■ **Stated exercise**
Return the lines where the word "screenshot" occurs.

(Figure dataset records)
════════════════════

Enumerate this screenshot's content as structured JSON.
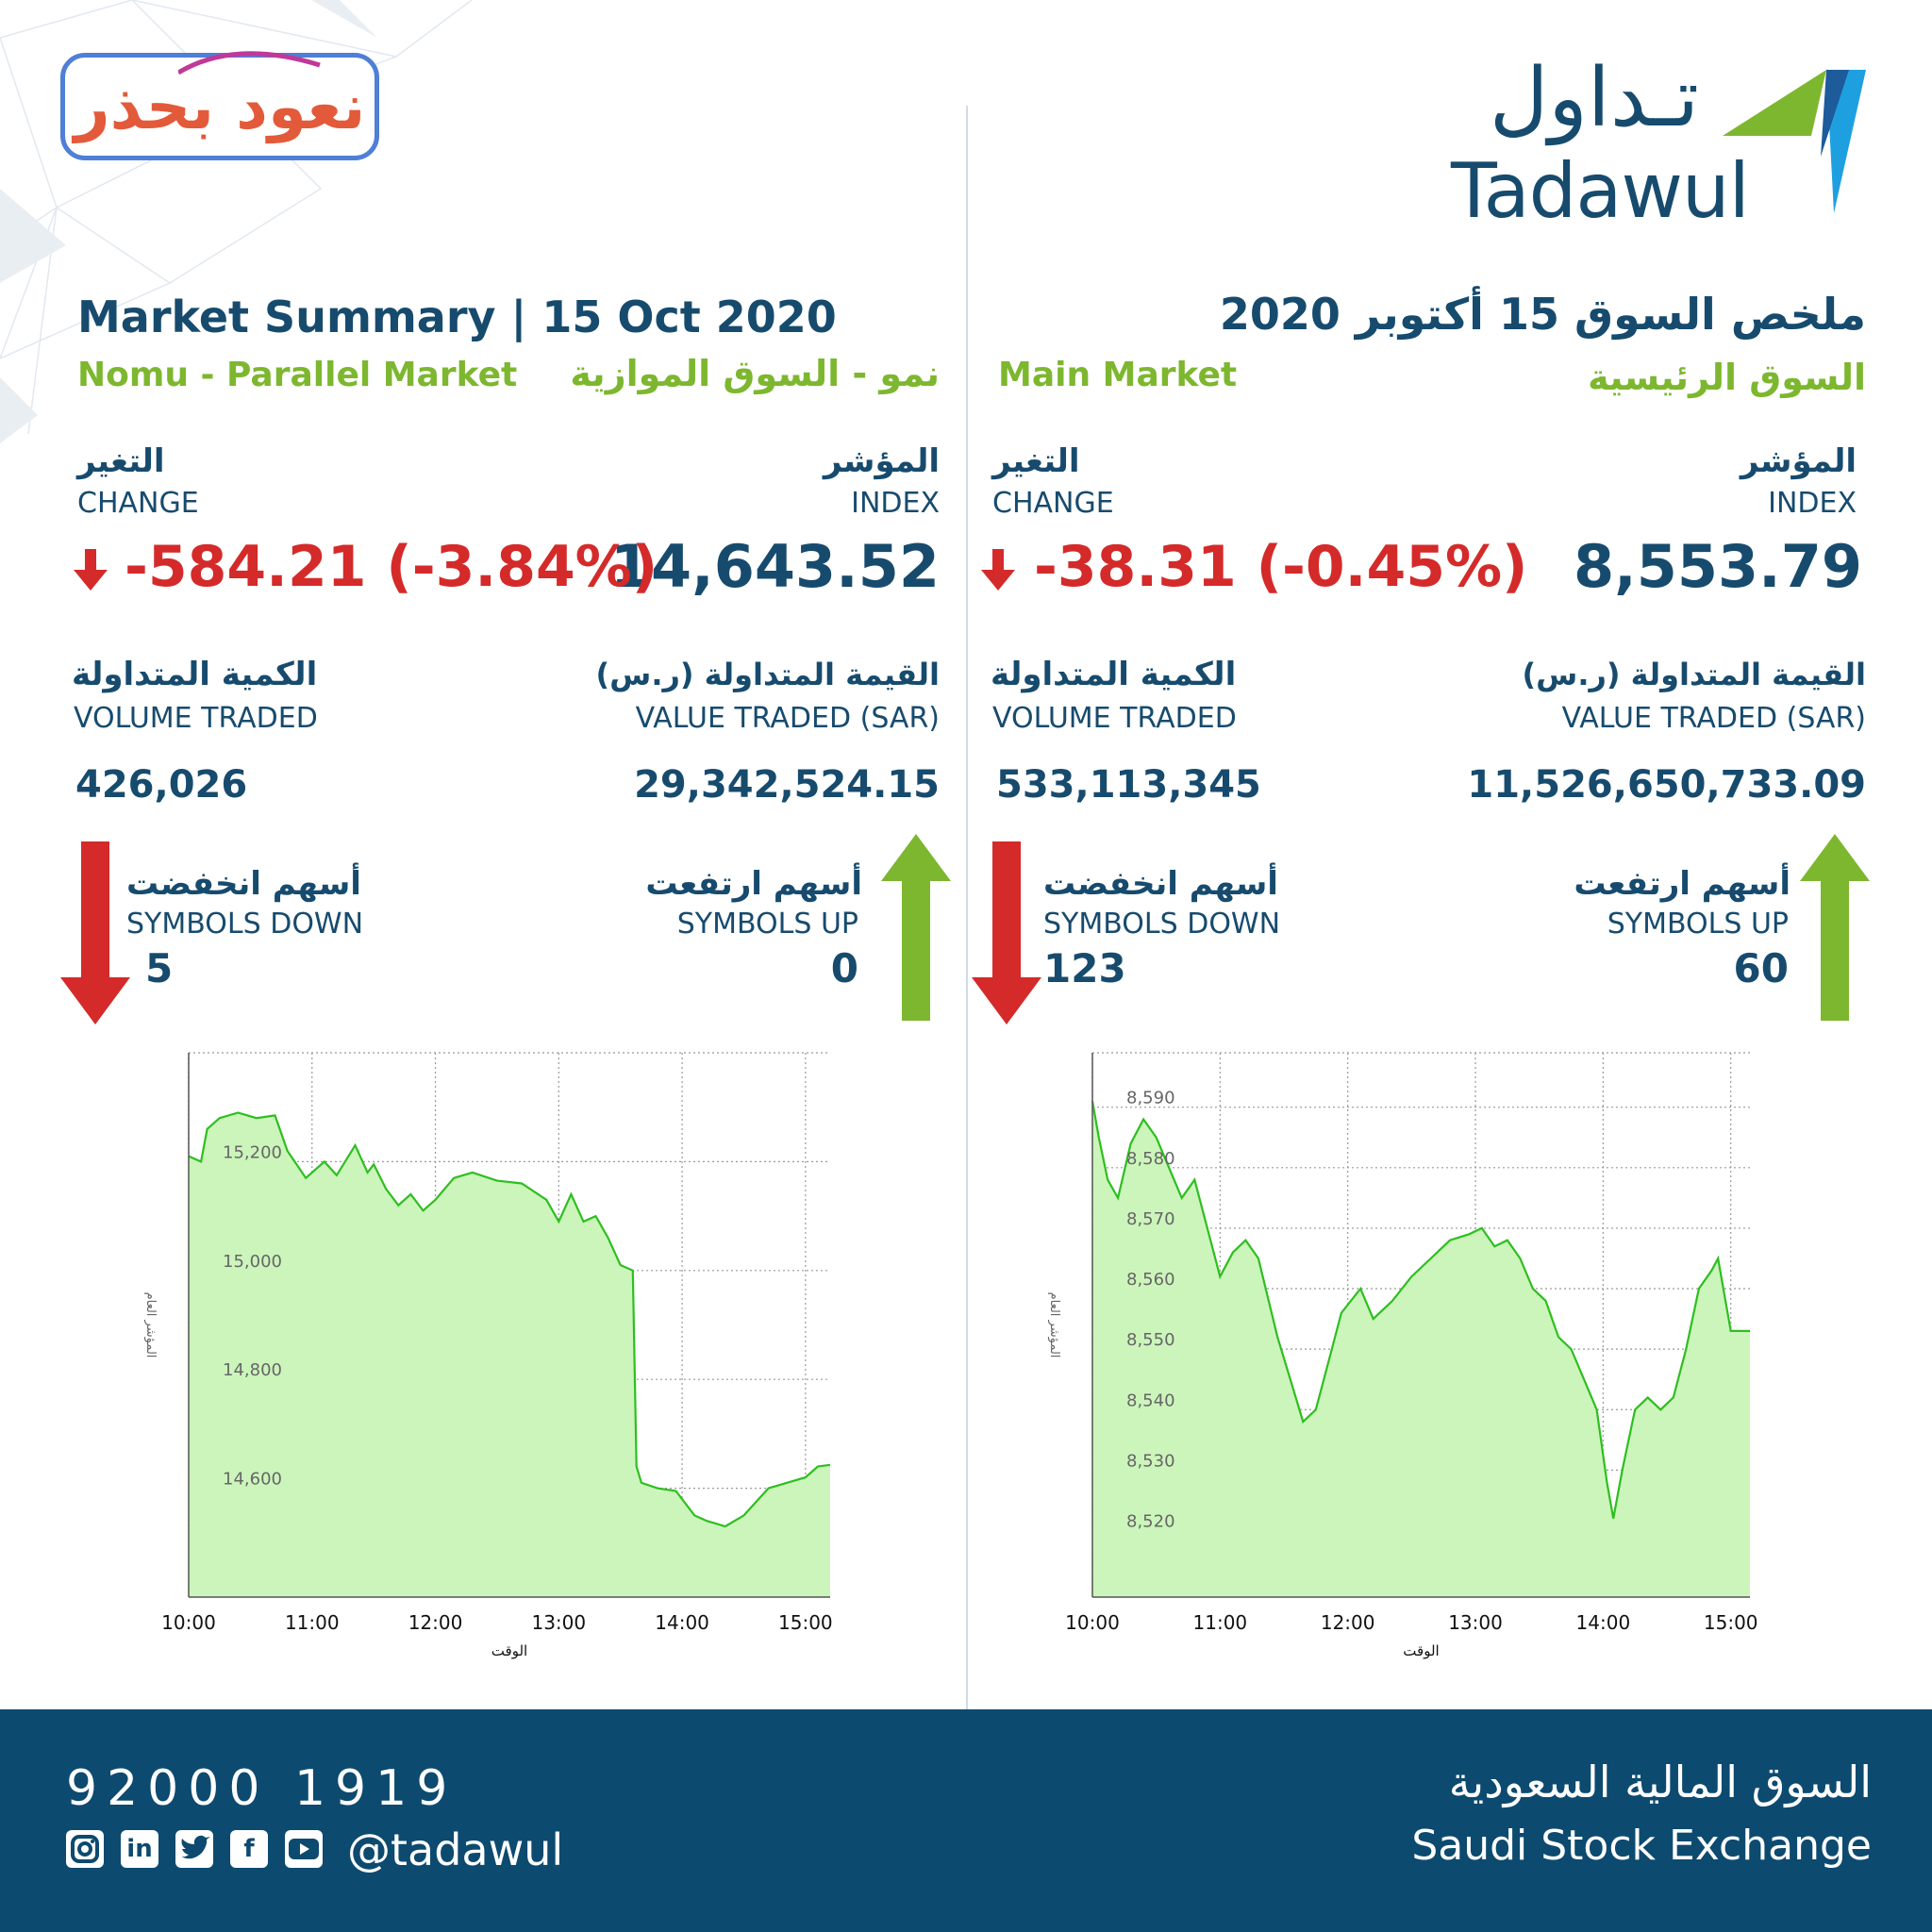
{
  "header": {
    "campaign_logo_text": "نعود بحذر",
    "tadawul_logo_ar": "تـداول",
    "tadawul_logo_en": "Tadawul",
    "title_en": "Market Summary | 15 Oct 2020",
    "title_ar": "ملخص السوق 15 أكتوبر 2020"
  },
  "nomu": {
    "label_en": "Nomu - Parallel Market",
    "label_ar": "نمو - السوق الموازية",
    "index_label_ar": "المؤشر",
    "index_label_en": "INDEX",
    "index_value": "14,643.52",
    "change_label_ar": "التغير",
    "change_label_en": "CHANGE",
    "change_value": "-584.21 (-3.84%)",
    "value_label_ar": "القيمة المتداولة (ر.س)",
    "value_label_en": "VALUE TRADED (SAR)",
    "value_traded": "29,342,524.15",
    "volume_label_ar": "الكمية المتداولة",
    "volume_label_en": "VOLUME TRADED",
    "volume_traded": "426,026",
    "up_label_ar": "أسهم ارتفعت",
    "up_label_en": "SYMBOLS UP",
    "up_count": "0",
    "down_label_ar": "أسهم انخفضت",
    "down_label_en": "SYMBOLS DOWN",
    "down_count": "5"
  },
  "main": {
    "label_en": "Main Market",
    "label_ar": "السوق الرئيسية",
    "index_label_ar": "المؤشر",
    "index_label_en": "INDEX",
    "index_value": "8,553.79",
    "change_label_ar": "التغير",
    "change_label_en": "CHANGE",
    "change_value": "-38.31 (-0.45%)",
    "value_label_ar": "القيمة المتداولة (ر.س)",
    "value_label_en": "VALUE TRADED (SAR)",
    "value_traded": "11,526,650,733.09",
    "volume_label_ar": "الكمية المتداولة",
    "volume_label_en": "VOLUME TRADED",
    "volume_traded": "533,113,345",
    "up_label_ar": "أسهم ارتفعت",
    "up_label_en": "SYMBOLS UP",
    "up_count": "60",
    "down_label_ar": "أسهم انخفضت",
    "down_label_en": "SYMBOLS DOWN",
    "down_count": "123"
  },
  "footer": {
    "phone": "92000 1919",
    "handle": "@tadawul",
    "exchange_ar": "السوق المالية السعودية",
    "exchange_en": "Saudi Stock Exchange",
    "social_icons": [
      "instagram-icon",
      "linkedin-icon",
      "twitter-icon",
      "facebook-icon",
      "youtube-icon"
    ]
  },
  "colors": {
    "navy": "#174b6e",
    "green": "#7db72f",
    "red": "#d42a2a",
    "chart_fill": "#ccf5bb",
    "chart_line": "#2dbf1f",
    "footer_bg": "#0d4a70"
  },
  "chart_data": [
    {
      "type": "area",
      "market": "nomu",
      "xlabel": "الوقت",
      "ylabel": "المؤشر العام",
      "xticks": [
        "10:00",
        "11:00",
        "12:00",
        "13:00",
        "14:00",
        "15:00"
      ],
      "yticks": [
        15200,
        15000,
        14800,
        14600
      ],
      "ylim": [
        14400,
        15400
      ],
      "xlim": [
        0,
        5.2
      ],
      "grid": true,
      "x": [
        0.0,
        0.1,
        0.15,
        0.25,
        0.4,
        0.55,
        0.7,
        0.8,
        0.95,
        1.1,
        1.2,
        1.35,
        1.45,
        1.5,
        1.6,
        1.7,
        1.8,
        1.9,
        2.0,
        2.15,
        2.3,
        2.5,
        2.7,
        2.9,
        3.0,
        3.1,
        3.2,
        3.3,
        3.4,
        3.5,
        3.6,
        3.63,
        3.67,
        3.8,
        3.95,
        4.1,
        4.2,
        4.35,
        4.5,
        4.7,
        4.85,
        5.0,
        5.1,
        5.2
      ],
      "y": [
        15210,
        15200,
        15260,
        15280,
        15290,
        15280,
        15285,
        15220,
        15170,
        15200,
        15175,
        15230,
        15180,
        15195,
        15150,
        15120,
        15140,
        15110,
        15130,
        15170,
        15180,
        15165,
        15160,
        15130,
        15090,
        15140,
        15090,
        15100,
        15060,
        15010,
        15000,
        14640,
        14610,
        14600,
        14595,
        14550,
        14540,
        14530,
        14550,
        14600,
        14610,
        14620,
        14640,
        14643
      ]
    },
    {
      "type": "area",
      "market": "main",
      "xlabel": "الوقت",
      "ylabel": "المؤشر العام",
      "xticks": [
        "10:00",
        "11:00",
        "12:00",
        "13:00",
        "14:00",
        "15:00"
      ],
      "yticks": [
        8590,
        8580,
        8570,
        8560,
        8550,
        8540,
        8530,
        8520
      ],
      "ylim": [
        8509,
        8599
      ],
      "xlim": [
        0,
        5.15
      ],
      "grid": true,
      "x": [
        0.0,
        0.05,
        0.12,
        0.2,
        0.3,
        0.4,
        0.5,
        0.6,
        0.7,
        0.8,
        0.9,
        1.0,
        1.1,
        1.2,
        1.3,
        1.45,
        1.55,
        1.65,
        1.75,
        1.85,
        1.95,
        2.1,
        2.2,
        2.35,
        2.5,
        2.65,
        2.8,
        2.95,
        3.05,
        3.15,
        3.25,
        3.35,
        3.45,
        3.55,
        3.65,
        3.75,
        3.85,
        3.95,
        4.03,
        4.08,
        4.15,
        4.25,
        4.35,
        4.45,
        4.55,
        4.65,
        4.75,
        4.85,
        4.9,
        5.0,
        5.15
      ],
      "y": [
        8591,
        8585,
        8578,
        8575,
        8584,
        8588,
        8585,
        8580,
        8575,
        8578,
        8570,
        8562,
        8566,
        8568,
        8565,
        8552,
        8545,
        8538,
        8540,
        8548,
        8556,
        8560,
        8555,
        8558,
        8562,
        8565,
        8568,
        8569,
        8570,
        8567,
        8568,
        8565,
        8560,
        8558,
        8552,
        8550,
        8545,
        8540,
        8528,
        8522,
        8530,
        8540,
        8542,
        8540,
        8542,
        8550,
        8560,
        8563,
        8565,
        8553,
        8553
      ]
    }
  ]
}
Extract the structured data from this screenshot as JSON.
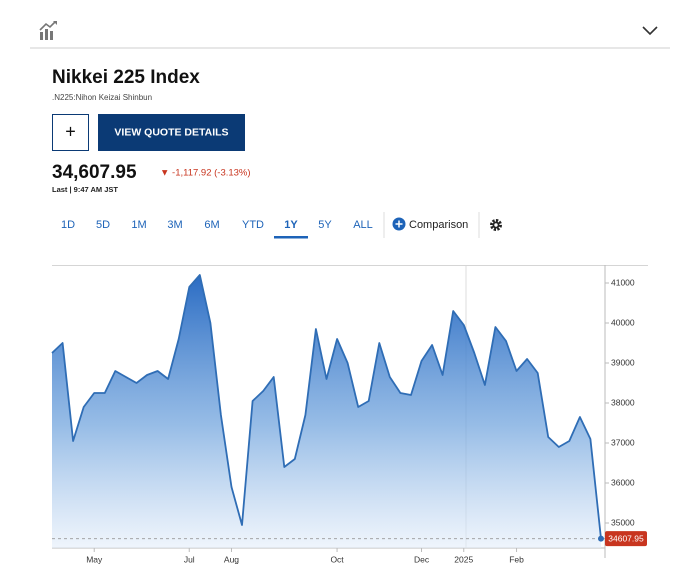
{
  "quote": {
    "title": "Nikkei 225 Index",
    "subtitle": ".N225:Nihon Keizai Shinbun",
    "add_button": "+",
    "button": "VIEW QUOTE DETAILS",
    "price": "34,607.95",
    "change": "▼ -1,117.92 (-3.13%)",
    "last": "Last | 9:47 AM JST"
  },
  "tabs": [
    "1D",
    "5D",
    "1M",
    "3M",
    "6M",
    "YTD",
    "1Y",
    "5Y",
    "ALL"
  ],
  "selected_tab": "1Y",
  "comparison": "Comparison",
  "chart_data": {
    "type": "area",
    "categories": [
      null,
      null,
      null,
      null,
      "May",
      null,
      null,
      null,
      null,
      null,
      null,
      null,
      null,
      "Jul",
      null,
      null,
      null,
      "Aug",
      null,
      null,
      null,
      null,
      null,
      null,
      null,
      null,
      null,
      "Oct",
      null,
      null,
      null,
      null,
      null,
      null,
      null,
      "Dec",
      null,
      null,
      null,
      "2025",
      null,
      null,
      null,
      null,
      "Feb",
      null,
      null,
      null,
      null,
      null,
      null,
      null,
      null
    ],
    "values": [
      39250,
      39500,
      37050,
      37900,
      38250,
      38250,
      38800,
      38650,
      38500,
      38700,
      38800,
      38600,
      39600,
      40900,
      41200,
      40000,
      37700,
      35900,
      34950,
      38050,
      38300,
      38650,
      36400,
      36600,
      37700,
      39850,
      38600,
      39600,
      39000,
      37900,
      38050,
      39500,
      38650,
      38250,
      38200,
      39050,
      39450,
      38700,
      40300,
      39950,
      39250,
      38450,
      39900,
      39550,
      38800,
      39100,
      38750,
      37150,
      36900,
      37050,
      37650,
      37100,
      34607.95
    ],
    "color": "#2f6db5",
    "last_label_color": "#c8351f",
    "ylim": [
      34375,
      41450
    ],
    "yticks": [
      35000,
      36000,
      37000,
      38000,
      39000,
      40000,
      41000
    ],
    "y_axis_side": "right"
  }
}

════════════════════

■ **Output below**
Enumerate this screenshot's content as structured JSON.
Extract the structured data from this screenshot as JSON.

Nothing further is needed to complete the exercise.